# DIRECTION:
Pull out every line below holding the word "CORRELATION".

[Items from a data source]
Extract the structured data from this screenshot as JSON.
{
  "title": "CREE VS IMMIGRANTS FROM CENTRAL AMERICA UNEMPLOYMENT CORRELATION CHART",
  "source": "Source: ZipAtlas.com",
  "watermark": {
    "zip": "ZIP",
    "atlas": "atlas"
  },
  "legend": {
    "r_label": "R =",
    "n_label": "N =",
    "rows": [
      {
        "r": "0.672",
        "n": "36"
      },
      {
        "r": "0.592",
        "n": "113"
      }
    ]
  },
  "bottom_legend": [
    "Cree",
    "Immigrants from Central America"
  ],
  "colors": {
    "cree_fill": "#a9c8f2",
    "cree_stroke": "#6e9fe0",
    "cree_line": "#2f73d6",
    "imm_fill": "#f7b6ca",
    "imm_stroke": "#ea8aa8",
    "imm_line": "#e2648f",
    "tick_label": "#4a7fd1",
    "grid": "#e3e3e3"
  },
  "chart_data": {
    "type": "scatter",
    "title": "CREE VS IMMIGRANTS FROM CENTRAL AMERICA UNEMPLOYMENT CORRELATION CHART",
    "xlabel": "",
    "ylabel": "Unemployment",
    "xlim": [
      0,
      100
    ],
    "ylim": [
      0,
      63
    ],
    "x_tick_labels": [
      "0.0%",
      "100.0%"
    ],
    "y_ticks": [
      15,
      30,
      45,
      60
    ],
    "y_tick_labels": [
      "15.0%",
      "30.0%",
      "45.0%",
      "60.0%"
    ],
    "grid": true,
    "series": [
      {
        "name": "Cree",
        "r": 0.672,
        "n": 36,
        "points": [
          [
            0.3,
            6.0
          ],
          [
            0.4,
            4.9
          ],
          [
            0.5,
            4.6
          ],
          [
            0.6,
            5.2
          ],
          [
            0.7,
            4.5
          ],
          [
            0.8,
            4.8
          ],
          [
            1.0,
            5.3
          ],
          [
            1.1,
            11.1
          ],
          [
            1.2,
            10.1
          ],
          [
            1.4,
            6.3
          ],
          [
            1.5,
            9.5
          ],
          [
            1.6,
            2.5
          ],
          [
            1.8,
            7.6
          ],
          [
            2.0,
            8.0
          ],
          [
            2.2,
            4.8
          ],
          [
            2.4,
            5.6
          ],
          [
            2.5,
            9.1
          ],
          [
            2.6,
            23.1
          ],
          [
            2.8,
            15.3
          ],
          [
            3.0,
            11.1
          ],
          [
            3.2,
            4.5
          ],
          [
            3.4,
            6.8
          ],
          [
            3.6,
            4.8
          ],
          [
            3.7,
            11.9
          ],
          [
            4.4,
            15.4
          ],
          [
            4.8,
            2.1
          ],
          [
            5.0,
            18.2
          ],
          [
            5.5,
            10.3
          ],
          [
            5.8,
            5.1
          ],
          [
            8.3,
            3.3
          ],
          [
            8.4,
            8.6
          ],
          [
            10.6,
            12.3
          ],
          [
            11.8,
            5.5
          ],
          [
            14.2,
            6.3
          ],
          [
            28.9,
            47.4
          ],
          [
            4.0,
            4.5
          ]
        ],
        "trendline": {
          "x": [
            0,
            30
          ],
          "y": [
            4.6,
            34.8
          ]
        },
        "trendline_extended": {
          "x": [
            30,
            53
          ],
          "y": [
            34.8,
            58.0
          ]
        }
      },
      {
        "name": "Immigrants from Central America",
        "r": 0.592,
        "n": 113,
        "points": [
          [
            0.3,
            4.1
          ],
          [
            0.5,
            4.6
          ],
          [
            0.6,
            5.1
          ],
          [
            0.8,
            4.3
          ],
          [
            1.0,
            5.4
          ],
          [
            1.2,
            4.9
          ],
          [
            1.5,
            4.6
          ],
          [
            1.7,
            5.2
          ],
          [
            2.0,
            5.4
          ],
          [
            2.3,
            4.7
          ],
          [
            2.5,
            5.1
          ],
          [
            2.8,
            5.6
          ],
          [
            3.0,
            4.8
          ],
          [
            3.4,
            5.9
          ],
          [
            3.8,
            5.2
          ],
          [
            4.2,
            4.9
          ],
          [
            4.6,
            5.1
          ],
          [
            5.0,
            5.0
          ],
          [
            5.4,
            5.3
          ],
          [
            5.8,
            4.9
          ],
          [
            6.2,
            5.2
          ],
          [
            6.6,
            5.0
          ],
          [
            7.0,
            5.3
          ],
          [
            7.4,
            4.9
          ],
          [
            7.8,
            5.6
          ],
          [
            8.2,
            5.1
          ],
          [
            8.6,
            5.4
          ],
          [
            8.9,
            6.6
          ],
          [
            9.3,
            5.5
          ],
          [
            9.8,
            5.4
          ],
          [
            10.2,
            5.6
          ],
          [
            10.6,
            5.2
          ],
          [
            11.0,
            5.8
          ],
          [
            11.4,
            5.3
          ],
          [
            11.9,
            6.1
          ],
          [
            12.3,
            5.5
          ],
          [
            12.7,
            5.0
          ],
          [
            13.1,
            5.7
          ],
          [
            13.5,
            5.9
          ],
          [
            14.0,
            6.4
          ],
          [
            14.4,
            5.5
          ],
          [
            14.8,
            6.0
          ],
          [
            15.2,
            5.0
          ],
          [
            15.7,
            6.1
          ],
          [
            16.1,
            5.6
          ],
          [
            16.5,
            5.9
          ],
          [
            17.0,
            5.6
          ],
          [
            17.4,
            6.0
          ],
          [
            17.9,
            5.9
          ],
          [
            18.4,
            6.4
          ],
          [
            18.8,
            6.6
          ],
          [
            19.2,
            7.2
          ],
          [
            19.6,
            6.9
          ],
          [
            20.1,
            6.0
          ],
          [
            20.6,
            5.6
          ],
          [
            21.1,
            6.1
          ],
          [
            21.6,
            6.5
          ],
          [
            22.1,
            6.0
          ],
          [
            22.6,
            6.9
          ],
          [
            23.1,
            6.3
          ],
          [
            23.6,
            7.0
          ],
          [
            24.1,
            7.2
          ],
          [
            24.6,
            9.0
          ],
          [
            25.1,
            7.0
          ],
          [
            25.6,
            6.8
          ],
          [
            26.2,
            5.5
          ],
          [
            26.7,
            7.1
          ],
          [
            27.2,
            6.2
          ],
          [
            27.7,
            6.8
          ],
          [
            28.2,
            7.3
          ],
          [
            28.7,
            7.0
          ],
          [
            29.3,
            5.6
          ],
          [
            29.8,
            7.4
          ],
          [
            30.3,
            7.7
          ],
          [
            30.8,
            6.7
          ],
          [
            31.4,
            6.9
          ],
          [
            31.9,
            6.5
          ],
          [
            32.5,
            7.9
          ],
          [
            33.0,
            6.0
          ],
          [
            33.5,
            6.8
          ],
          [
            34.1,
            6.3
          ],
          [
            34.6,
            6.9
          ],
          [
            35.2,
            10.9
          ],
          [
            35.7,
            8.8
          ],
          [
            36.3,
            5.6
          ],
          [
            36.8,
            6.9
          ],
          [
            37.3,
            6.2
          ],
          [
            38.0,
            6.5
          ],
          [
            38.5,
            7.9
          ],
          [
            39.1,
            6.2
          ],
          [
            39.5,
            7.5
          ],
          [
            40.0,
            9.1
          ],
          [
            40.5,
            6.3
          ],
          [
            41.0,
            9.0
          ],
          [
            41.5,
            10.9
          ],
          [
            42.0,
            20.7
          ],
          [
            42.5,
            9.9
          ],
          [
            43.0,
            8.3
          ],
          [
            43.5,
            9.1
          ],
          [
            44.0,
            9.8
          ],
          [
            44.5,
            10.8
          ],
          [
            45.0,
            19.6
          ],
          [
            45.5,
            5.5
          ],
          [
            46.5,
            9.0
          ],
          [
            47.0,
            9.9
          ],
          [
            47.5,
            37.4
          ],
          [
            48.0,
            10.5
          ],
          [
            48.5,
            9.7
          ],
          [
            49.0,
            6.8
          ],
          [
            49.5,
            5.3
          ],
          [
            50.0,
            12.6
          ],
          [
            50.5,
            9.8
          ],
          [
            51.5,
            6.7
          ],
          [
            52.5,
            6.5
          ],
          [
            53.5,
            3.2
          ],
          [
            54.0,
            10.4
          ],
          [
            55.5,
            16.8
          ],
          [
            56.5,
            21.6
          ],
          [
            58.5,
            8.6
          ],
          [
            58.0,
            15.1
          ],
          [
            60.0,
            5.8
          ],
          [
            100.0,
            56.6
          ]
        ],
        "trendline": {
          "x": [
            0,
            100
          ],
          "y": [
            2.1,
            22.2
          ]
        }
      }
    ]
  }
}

# ANSWER FOR THE TASK:
  "title": "CREE VS IMMIGRANTS FROM CENTRAL AMERICA UNEMPLOYMENT CORRELATION CHART",
    "title": "CREE VS IMMIGRANTS FROM CENTRAL AMERICA UNEMPLOYMENT CORRELATION CHART",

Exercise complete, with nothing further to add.